◆ Work to complete ◆
Across the records, find how many lines include the string "this" and answer with only the figure.

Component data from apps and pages
=====

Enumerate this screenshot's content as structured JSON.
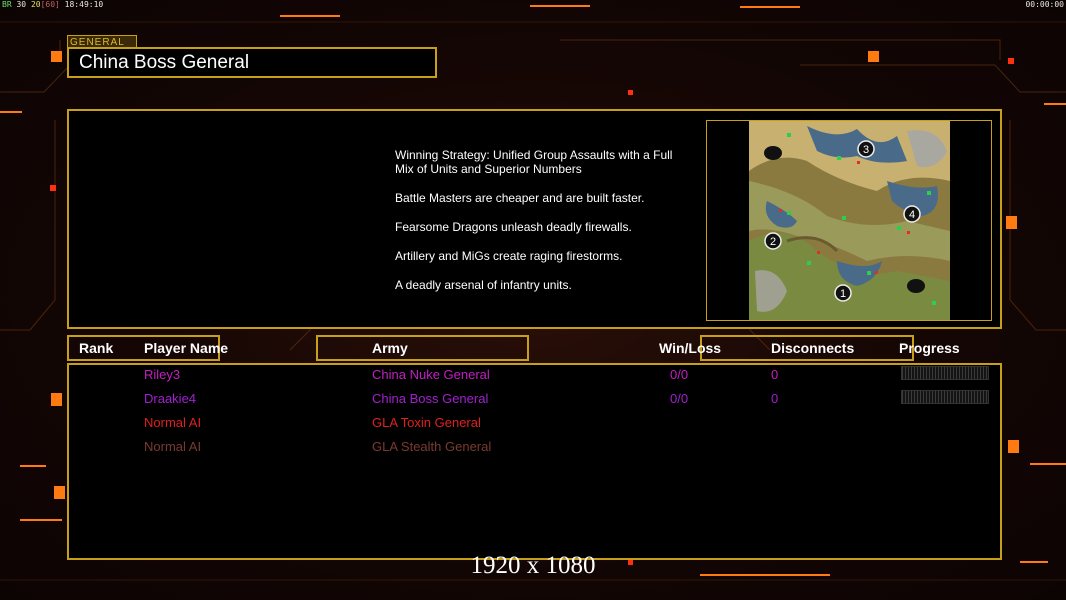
{
  "hud": {
    "fps_label": "BR",
    "fps_value": "30",
    "fps_target": "20",
    "fps_limit": "[60]",
    "clock": "18:49:10",
    "timer": "00:00:00"
  },
  "header": {
    "tag": "GENERAL",
    "title": "China Boss General"
  },
  "description": [
    "Winning Strategy: Unified Group Assaults with a Full\n Mix of Units and Superior Numbers",
    "Battle Masters are cheaper and are built faster.",
    "Fearsome Dragons unleash deadly firewalls.",
    "Artillery and MiGs create raging firestorms.",
    "A deadly arsenal of infantry units."
  ],
  "minimap": {
    "start_positions": [
      "1",
      "2",
      "3",
      "4"
    ]
  },
  "table": {
    "headers": {
      "rank": "Rank",
      "player_name": "Player Name",
      "army": "Army",
      "win_loss": "Win/Loss",
      "disconnects": "Disconnects",
      "progress": "Progress"
    },
    "rows": [
      {
        "name": "Riley3",
        "army": "China Nuke General",
        "win_loss": "0/0",
        "disconnects": "0",
        "color": "#c020c0",
        "show_progress": true
      },
      {
        "name": "Draakie4",
        "army": "China Boss General",
        "win_loss": "0/0",
        "disconnects": "0",
        "color": "#a020d0",
        "show_progress": true
      },
      {
        "name": "Normal AI",
        "army": "GLA Toxin General",
        "win_loss": "",
        "disconnects": "",
        "color": "#e02020",
        "show_progress": false
      },
      {
        "name": "Normal AI",
        "army": "GLA Stealth General",
        "win_loss": "",
        "disconnects": "",
        "color": "#7a3a30",
        "show_progress": false
      }
    ]
  },
  "resolution": "1920 x 1080",
  "colors": {
    "frame": "#c8a018",
    "accent_orange": "#ff7a10"
  }
}
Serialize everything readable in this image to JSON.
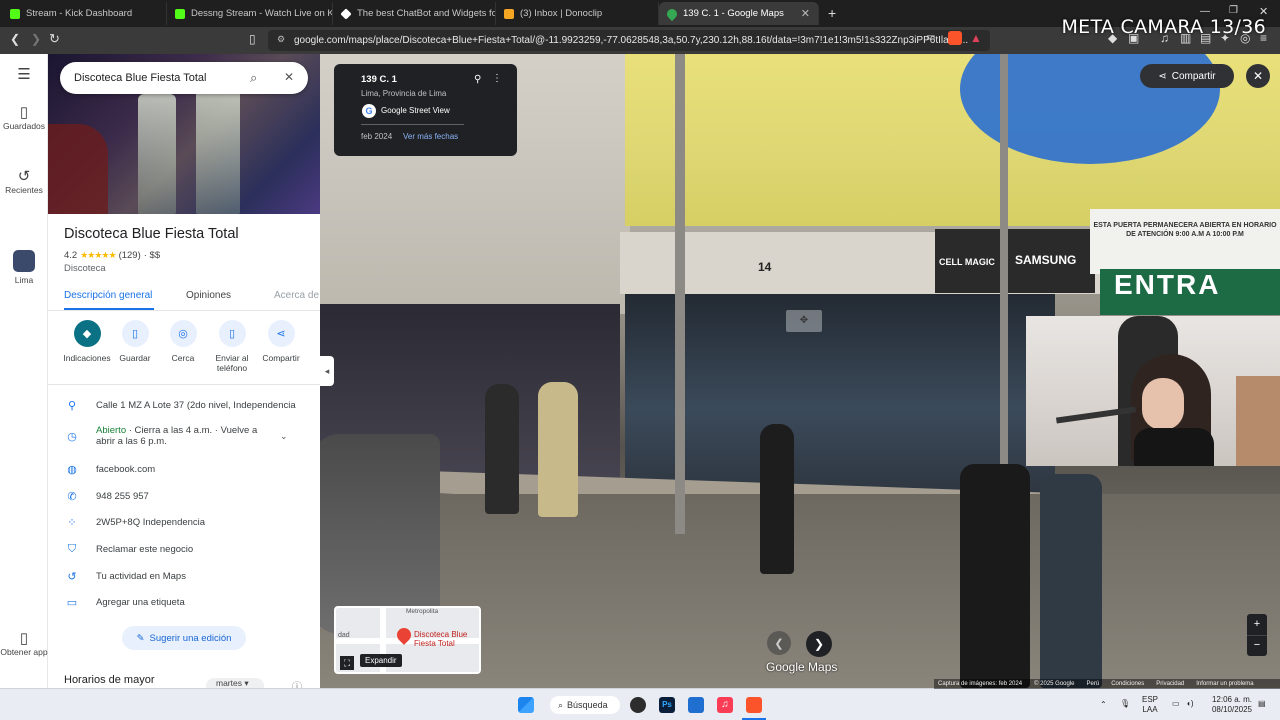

=====

◆ Completed exercise ◆
2